• _WHAT THE TASK REQUIRES_
Reproduce every entry in the listing without alteration.

---------- INPUT DATA

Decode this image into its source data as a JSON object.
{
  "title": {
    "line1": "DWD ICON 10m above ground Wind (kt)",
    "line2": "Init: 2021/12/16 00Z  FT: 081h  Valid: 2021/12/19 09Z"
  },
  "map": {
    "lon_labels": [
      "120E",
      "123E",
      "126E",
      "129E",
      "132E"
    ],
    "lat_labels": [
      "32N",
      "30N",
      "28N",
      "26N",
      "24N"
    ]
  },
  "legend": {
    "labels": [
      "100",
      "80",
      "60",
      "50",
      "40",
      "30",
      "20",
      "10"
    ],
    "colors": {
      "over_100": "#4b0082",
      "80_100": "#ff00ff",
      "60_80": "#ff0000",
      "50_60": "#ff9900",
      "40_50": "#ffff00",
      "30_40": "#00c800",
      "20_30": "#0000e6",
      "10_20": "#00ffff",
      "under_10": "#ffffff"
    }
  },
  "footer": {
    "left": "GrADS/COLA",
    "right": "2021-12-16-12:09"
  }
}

--------------------

• _FINISHED ANSWER_
Decode this image into its source data as a JSON object.
{
  "title": {
    "line1": "DWD ICON 10m above ground Wind (kt)",
    "line2": "Init: 2021/12/16 00Z  FT: 081h  Valid: 2021/12/19 09Z"
  },
  "map": {
    "lon_labels": [
      "120E",
      "123E",
      "126E",
      "129E",
      "132E"
    ],
    "lat_labels": [
      "32N",
      "30N",
      "28N",
      "26N",
      "24N"
    ]
  },
  "legend": {
    "labels": [
      "100",
      "80",
      "60",
      "50",
      "40",
      "30",
      "20",
      "10"
    ],
    "colors": {
      "over_100": "#4b0082",
      "80_100": "#ff00ff",
      "60_80": "#ff0000",
      "50_60": "#ff9900",
      "40_50": "#ffff00",
      "30_40": "#00c800",
      "20_30": "#0000e6",
      "10_20": "#00ffff",
      "under_10": "#ffffff"
    }
  },
  "footer": {
    "left": "GrADS/COLA",
    "right": "2021-12-16-12:09"
  }
}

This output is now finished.